_Exercise directions_
Pull every line with the word "BTCUSD" out of the entries below.

====== Records to process ======

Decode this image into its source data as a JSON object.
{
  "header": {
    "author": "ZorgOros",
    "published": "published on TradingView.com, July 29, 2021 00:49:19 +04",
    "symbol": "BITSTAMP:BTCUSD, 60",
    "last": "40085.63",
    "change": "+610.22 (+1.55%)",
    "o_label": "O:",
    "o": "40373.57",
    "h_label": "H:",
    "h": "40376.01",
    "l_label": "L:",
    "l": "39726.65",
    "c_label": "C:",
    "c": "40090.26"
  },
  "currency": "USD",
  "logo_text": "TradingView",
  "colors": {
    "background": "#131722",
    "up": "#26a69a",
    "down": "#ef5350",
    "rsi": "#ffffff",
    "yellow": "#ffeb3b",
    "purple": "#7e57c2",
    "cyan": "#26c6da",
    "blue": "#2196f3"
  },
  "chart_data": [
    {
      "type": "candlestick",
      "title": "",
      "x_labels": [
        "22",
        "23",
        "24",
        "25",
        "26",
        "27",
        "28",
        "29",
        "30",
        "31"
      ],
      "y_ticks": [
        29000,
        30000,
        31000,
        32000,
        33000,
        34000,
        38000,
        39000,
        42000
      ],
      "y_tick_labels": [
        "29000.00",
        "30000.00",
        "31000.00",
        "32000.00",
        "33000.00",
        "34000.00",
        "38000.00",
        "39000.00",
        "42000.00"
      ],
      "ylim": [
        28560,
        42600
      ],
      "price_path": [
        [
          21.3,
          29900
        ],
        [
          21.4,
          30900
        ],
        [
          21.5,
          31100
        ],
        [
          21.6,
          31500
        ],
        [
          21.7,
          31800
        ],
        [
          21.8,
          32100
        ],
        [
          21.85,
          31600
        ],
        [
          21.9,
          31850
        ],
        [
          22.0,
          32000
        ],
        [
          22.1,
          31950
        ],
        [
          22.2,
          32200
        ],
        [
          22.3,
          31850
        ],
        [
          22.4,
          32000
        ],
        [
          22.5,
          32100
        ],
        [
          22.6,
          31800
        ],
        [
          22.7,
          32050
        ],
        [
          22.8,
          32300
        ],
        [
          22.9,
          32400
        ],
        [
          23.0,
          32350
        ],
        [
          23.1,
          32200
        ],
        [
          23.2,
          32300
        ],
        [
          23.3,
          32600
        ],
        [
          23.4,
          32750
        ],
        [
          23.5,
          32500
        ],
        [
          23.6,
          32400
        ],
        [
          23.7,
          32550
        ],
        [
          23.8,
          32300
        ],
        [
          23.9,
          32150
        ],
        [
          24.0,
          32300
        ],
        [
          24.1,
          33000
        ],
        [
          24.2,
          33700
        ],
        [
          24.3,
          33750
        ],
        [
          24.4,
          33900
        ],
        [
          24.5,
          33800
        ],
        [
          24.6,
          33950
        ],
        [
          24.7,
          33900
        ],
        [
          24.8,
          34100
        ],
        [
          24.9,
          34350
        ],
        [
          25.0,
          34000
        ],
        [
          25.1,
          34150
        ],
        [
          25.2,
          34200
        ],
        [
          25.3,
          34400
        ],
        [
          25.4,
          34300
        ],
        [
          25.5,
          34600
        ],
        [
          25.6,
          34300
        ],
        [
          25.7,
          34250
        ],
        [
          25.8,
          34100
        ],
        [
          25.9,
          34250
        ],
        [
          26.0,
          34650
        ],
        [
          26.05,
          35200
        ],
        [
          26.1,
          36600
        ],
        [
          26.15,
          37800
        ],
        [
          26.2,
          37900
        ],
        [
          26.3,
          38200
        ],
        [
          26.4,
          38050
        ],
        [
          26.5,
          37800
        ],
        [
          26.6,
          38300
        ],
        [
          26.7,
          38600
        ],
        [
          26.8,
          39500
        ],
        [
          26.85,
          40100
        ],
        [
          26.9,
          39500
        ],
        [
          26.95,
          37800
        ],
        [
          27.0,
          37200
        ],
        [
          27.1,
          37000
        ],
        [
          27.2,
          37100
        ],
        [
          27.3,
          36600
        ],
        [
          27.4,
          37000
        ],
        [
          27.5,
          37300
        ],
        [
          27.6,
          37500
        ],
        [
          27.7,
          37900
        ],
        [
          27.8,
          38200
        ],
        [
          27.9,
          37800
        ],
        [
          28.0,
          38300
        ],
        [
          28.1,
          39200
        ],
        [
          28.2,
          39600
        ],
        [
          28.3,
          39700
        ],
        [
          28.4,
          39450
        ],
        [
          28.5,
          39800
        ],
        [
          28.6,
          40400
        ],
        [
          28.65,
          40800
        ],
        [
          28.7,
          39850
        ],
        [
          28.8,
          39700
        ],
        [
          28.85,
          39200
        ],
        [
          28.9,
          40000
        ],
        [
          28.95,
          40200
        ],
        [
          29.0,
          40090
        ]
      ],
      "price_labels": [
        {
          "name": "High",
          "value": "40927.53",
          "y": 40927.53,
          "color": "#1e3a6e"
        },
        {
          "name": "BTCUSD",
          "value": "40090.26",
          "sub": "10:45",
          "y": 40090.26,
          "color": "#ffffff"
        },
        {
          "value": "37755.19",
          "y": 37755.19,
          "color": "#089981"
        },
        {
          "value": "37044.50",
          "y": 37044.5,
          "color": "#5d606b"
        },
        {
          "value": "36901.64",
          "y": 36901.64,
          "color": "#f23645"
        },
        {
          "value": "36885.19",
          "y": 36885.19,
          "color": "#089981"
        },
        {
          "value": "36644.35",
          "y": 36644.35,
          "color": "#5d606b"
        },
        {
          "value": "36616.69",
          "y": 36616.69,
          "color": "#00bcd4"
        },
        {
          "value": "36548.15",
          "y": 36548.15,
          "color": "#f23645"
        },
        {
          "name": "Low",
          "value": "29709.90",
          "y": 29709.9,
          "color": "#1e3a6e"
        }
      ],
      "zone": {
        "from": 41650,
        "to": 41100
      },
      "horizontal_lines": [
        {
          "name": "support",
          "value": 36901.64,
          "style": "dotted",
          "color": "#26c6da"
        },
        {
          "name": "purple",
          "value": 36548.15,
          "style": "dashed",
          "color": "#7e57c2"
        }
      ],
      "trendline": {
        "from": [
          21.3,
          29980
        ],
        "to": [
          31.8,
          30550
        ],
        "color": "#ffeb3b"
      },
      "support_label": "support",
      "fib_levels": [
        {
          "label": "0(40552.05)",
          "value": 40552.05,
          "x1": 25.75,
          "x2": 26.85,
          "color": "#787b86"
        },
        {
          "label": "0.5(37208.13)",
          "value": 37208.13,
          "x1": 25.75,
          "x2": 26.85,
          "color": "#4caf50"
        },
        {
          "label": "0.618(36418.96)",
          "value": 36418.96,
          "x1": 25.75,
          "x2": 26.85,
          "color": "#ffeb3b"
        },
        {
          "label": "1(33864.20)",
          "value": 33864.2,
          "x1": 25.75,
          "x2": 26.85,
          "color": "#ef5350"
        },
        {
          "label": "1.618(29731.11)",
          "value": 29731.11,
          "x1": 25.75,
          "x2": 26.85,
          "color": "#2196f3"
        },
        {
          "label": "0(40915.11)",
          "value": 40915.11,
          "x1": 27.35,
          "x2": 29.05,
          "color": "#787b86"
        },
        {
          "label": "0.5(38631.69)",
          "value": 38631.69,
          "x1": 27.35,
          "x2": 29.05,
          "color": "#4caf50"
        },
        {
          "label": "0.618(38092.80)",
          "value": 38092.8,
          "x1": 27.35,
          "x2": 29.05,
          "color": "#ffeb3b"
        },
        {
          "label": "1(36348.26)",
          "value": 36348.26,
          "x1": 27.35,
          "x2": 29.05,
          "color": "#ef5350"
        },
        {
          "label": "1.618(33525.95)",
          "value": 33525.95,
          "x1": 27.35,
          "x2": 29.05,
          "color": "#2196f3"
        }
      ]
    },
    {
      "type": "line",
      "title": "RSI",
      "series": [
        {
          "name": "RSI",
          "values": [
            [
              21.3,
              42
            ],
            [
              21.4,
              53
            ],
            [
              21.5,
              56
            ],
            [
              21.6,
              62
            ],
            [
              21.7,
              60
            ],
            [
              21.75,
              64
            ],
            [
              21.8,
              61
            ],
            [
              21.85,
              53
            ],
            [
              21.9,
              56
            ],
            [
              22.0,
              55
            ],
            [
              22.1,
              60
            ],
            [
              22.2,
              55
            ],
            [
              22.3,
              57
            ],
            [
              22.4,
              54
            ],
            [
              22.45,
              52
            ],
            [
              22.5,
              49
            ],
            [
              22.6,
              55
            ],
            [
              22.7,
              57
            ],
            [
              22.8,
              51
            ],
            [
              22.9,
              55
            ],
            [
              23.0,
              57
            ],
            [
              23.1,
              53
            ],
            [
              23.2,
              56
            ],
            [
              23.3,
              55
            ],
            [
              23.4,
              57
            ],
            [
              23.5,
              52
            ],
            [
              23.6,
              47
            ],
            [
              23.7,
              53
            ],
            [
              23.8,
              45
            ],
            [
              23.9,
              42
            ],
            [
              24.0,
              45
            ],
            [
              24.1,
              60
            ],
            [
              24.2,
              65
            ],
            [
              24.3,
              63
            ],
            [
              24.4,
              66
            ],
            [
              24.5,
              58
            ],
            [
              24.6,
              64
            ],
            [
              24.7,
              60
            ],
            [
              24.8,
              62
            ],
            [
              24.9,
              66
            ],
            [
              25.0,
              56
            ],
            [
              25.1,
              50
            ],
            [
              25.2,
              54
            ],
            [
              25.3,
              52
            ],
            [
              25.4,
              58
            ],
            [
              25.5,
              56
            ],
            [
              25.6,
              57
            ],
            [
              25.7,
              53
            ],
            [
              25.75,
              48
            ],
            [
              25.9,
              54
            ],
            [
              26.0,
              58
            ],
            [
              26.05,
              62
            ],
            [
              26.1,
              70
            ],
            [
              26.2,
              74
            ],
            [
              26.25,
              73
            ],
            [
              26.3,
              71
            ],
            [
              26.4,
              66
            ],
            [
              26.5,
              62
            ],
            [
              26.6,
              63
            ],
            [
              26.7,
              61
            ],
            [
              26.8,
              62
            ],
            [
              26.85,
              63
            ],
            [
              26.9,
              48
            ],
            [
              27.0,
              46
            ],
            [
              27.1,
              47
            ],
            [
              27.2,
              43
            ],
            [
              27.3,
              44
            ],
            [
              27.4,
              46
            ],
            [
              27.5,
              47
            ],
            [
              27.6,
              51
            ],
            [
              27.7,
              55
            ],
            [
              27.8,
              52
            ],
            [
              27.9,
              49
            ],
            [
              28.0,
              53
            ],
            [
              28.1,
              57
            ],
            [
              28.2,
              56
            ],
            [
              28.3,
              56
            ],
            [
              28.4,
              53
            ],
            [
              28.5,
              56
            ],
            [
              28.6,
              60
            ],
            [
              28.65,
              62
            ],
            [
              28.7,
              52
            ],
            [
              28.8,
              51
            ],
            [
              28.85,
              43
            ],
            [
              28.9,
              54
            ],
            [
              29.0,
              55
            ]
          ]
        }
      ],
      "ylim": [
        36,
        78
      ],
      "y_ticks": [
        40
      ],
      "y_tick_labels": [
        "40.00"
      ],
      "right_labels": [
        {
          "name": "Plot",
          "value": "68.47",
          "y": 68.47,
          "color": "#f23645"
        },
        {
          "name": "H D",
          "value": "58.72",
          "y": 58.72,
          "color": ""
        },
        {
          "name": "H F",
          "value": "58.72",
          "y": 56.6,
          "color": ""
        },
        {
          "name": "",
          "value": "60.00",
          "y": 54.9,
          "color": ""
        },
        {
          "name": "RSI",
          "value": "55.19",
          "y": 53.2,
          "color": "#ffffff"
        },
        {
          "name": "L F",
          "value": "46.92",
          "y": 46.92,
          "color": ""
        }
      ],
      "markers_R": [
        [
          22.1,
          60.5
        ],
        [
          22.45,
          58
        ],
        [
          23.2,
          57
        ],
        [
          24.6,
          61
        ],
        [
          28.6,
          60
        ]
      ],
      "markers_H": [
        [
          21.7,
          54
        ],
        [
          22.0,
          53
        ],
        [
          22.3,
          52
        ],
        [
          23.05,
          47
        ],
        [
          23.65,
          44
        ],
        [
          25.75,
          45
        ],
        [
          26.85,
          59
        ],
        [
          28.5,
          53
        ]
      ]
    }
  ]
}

======

_Response for this exercise_
    "symbol": "BITSTAMP:BTCUSD, 60",
          "name": "BTCUSD",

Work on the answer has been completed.